## Start Records provided

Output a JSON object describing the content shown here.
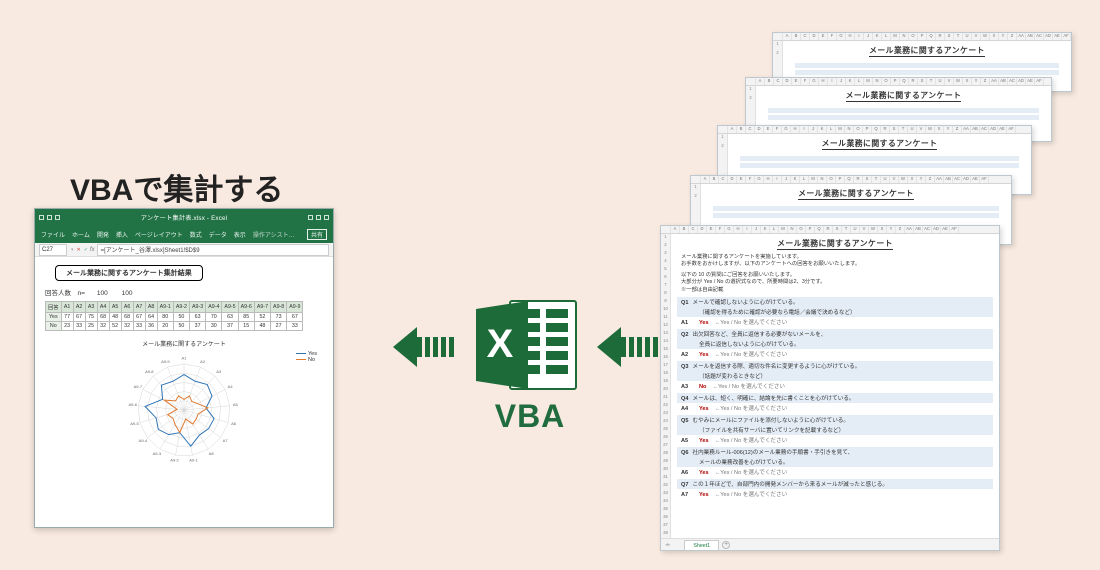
{
  "heading": "VBAで集計する",
  "center": {
    "vba_label": "VBA"
  },
  "result_wb": {
    "titlebar": "アンケート集計表.xlsx - Excel",
    "tabs": [
      "ファイル",
      "ホーム",
      "開発",
      "挿入",
      "ページレイアウト",
      "数式",
      "データ",
      "表示"
    ],
    "assist": "操作アシスト…",
    "share": "共有",
    "name_box": "C27",
    "fx": "=[アンケート_谷澤.xlsx]Sheet1!$D$9",
    "result_title": "メール業務に関するアンケート集計結果",
    "resp_label": "回答人数　n=",
    "resp_value": "100",
    "table": {
      "headers": [
        "回答",
        "A1",
        "A2",
        "A3",
        "A4",
        "A5",
        "A6",
        "A7",
        "A8",
        "A9-1",
        "A9-2",
        "A9-3",
        "A9-4",
        "A9-5",
        "A9-6",
        "A9-7",
        "A9-8",
        "A9-9"
      ],
      "rows": [
        [
          "Yes",
          "77",
          "67",
          "75",
          "68",
          "48",
          "68",
          "67",
          "64",
          "80",
          "50",
          "63",
          "70",
          "63",
          "85",
          "52",
          "73",
          "67"
        ],
        [
          "No",
          "23",
          "33",
          "25",
          "32",
          "52",
          "32",
          "33",
          "36",
          "20",
          "50",
          "37",
          "30",
          "37",
          "15",
          "48",
          "27",
          "33"
        ]
      ]
    },
    "radar_title": "メール業務に関するアンケート",
    "radar_legend": [
      "Yes",
      "No"
    ]
  },
  "chart_data": {
    "type": "radar",
    "categories": [
      "A1",
      "A2",
      "A3",
      "A4",
      "A5",
      "A6",
      "A7",
      "A8",
      "A9-1",
      "A9-2",
      "A9-3",
      "A9-4",
      "A9-5",
      "A9-6",
      "A9-7",
      "A9-8",
      "A9-9"
    ],
    "series": [
      {
        "name": "Yes",
        "color": "#2e74b5",
        "values": [
          77,
          67,
          75,
          68,
          48,
          68,
          67,
          64,
          80,
          50,
          63,
          70,
          63,
          85,
          52,
          73,
          67
        ]
      },
      {
        "name": "No",
        "color": "#e07a2f",
        "values": [
          23,
          33,
          25,
          32,
          52,
          32,
          33,
          36,
          20,
          50,
          37,
          30,
          37,
          15,
          48,
          27,
          33
        ]
      }
    ],
    "rmax": 100,
    "title": "メール業務に関するアンケート"
  },
  "survey": {
    "title": "メール業務に関するアンケート",
    "columns": [
      "A",
      "B",
      "C",
      "D",
      "E",
      "F",
      "G",
      "H",
      "I",
      "J",
      "K",
      "L",
      "M",
      "N",
      "O",
      "P",
      "Q",
      "R",
      "S",
      "T",
      "U",
      "V",
      "W",
      "X",
      "Y",
      "Z",
      "AA",
      "AB",
      "AC",
      "AD",
      "AE",
      "AF"
    ],
    "intro": [
      "メール業務に関するアンケートを実施しています。",
      "お手数をおかけしますが、以下のアンケートへの回答をお願いいたします。",
      "",
      "以下の 10 の質問にご回答をお願いいたします。",
      "大部分が Yes / No の選択式なので、所要時間は2、3分です。",
      "※一部は自由記載"
    ],
    "qa": [
      {
        "q_num": "Q1",
        "q": "メールで確認しないように心がけている。",
        "q2": "（確認を得るために確認が必要なら電話／会議で決めるなど）",
        "a_num": "A1",
        "a": "Yes"
      },
      {
        "q_num": "Q2",
        "q": "出欠回答など、全員に返信する必要がないメールを、",
        "q2": "全員に返信しないように心がけている。",
        "a_num": "A2",
        "a": "Yes"
      },
      {
        "q_num": "Q3",
        "q": "メールを返信する際、適切な件名に変更するように心がけている。",
        "q2": "（話題が変わるときなど）",
        "a_num": "A3",
        "a": "No"
      },
      {
        "q_num": "Q4",
        "q": "メールは、短く、明確に、結論を先に書くことを心がけている。",
        "q2": "",
        "a_num": "A4",
        "a": "Yes"
      },
      {
        "q_num": "Q5",
        "q": "むやみにメールにファイルを添付しないように心がけている。",
        "q2": "（ファイルを共有サーバに置いてリンクを記載するなど）",
        "a_num": "A5",
        "a": "Yes"
      },
      {
        "q_num": "Q6",
        "q": "社内業務ルール-006(12)のメール業務の手順書・手引きを見て、",
        "q2": "メールの業務改善を心がけている。",
        "a_num": "A6",
        "a": "Yes"
      },
      {
        "q_num": "Q7",
        "q": "この１年ほどで、自部門内の開発メンバーから来るメールが減ったと感じる。",
        "q2": "",
        "a_num": "A7",
        "a": "Yes"
      }
    ],
    "answer_note": "←Yes / No を選んでください",
    "sheet_tab": "Sheet1"
  }
}
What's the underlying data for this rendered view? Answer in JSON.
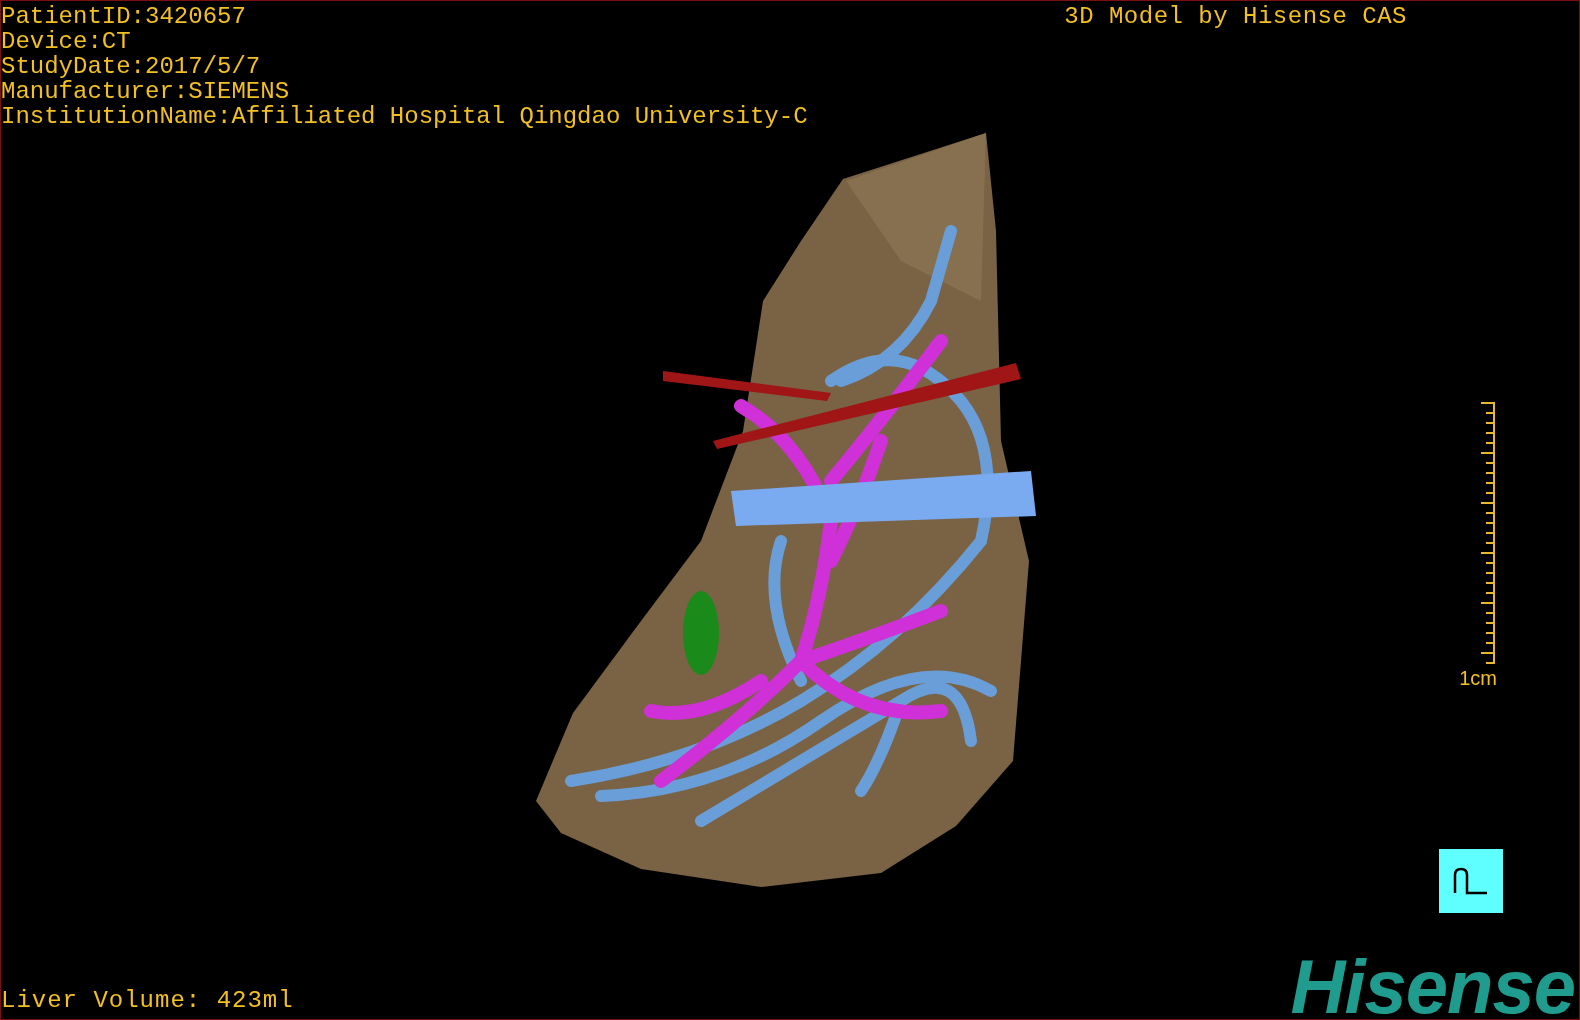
{
  "info_lines": [
    "PatientID:3420657",
    "Device:CT",
    "StudyDate:2017/5/7",
    "Manufacturer:SIEMENS",
    "InstitutionName:Affiliated Hospital Qingdao University-C"
  ],
  "model_title": "3D Model by Hisense CAS",
  "scale_bar": {
    "label": "1cm"
  },
  "liver_volume": "Liver Volume: 423ml",
  "logo": "Hisense"
}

## End Records provided

* The task
Starting at the line that holds "What's the underlying", repeat every line through the end of the listing exactly as written, skipping any picture.

* The result
What's the underlying data for this rendered view? Answer in JSON.
{
  "info_lines": [
    "PatientID:3420657",
    "Device:CT",
    "StudyDate:2017/5/7",
    "Manufacturer:SIEMENS",
    "InstitutionName:Affiliated Hospital Qingdao University-C"
  ],
  "model_title": "3D Model by Hisense CAS",
  "scale_bar": {
    "label": "1cm"
  },
  "liver_volume": "Liver Volume: 423ml",
  "logo": "Hisense"
}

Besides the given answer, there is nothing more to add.